- [EXERCISE INPUTS]
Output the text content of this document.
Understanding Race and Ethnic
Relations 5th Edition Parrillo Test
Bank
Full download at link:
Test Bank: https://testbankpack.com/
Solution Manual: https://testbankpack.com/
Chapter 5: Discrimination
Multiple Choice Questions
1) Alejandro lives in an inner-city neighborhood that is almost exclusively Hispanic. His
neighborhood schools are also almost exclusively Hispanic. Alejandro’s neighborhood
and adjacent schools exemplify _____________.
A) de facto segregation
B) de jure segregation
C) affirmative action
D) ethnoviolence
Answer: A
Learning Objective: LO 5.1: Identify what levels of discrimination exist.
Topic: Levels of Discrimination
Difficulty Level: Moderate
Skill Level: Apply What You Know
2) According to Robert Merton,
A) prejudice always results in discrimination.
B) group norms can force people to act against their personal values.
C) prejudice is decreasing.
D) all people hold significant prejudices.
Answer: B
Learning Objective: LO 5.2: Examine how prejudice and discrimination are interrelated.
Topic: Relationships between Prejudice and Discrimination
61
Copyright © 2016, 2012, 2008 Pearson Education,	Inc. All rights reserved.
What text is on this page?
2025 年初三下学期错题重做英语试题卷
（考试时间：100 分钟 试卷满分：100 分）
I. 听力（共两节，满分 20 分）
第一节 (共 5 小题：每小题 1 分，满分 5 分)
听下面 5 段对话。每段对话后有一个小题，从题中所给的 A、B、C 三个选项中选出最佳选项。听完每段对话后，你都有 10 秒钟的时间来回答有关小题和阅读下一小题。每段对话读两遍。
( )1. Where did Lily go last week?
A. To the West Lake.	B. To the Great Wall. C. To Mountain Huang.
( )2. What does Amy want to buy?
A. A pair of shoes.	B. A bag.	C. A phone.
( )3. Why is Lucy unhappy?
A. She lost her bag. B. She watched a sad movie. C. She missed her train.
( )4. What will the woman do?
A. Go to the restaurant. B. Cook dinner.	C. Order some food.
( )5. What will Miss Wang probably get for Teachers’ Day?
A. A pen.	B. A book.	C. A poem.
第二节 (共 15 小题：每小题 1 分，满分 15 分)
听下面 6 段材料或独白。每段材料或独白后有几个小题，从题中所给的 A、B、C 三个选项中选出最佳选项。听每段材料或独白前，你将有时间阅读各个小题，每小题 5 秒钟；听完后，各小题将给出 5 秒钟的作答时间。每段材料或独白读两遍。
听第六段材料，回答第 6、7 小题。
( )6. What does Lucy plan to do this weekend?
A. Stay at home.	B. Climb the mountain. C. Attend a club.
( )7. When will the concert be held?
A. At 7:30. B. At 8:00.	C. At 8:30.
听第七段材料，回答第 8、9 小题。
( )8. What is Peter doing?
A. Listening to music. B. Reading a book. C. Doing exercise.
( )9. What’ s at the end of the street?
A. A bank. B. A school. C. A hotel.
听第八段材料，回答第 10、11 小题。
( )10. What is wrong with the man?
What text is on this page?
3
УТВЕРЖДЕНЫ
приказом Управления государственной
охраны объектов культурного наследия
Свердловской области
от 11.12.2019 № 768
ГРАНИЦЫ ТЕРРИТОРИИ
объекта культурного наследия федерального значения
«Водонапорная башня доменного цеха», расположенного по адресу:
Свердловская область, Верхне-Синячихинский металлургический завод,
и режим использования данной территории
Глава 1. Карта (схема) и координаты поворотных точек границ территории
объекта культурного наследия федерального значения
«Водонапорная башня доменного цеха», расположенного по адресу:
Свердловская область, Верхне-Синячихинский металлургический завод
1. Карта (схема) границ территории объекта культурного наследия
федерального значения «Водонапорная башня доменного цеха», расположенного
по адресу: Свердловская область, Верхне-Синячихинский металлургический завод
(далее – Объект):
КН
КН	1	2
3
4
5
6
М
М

- [WHAT IS REQUIRED] Copy each line above that contains the word "Lucy".

- [COMPLETED TASK]
( )3. Why is Lucy unhappy?
( )6. What does Lucy plan to do this weekend?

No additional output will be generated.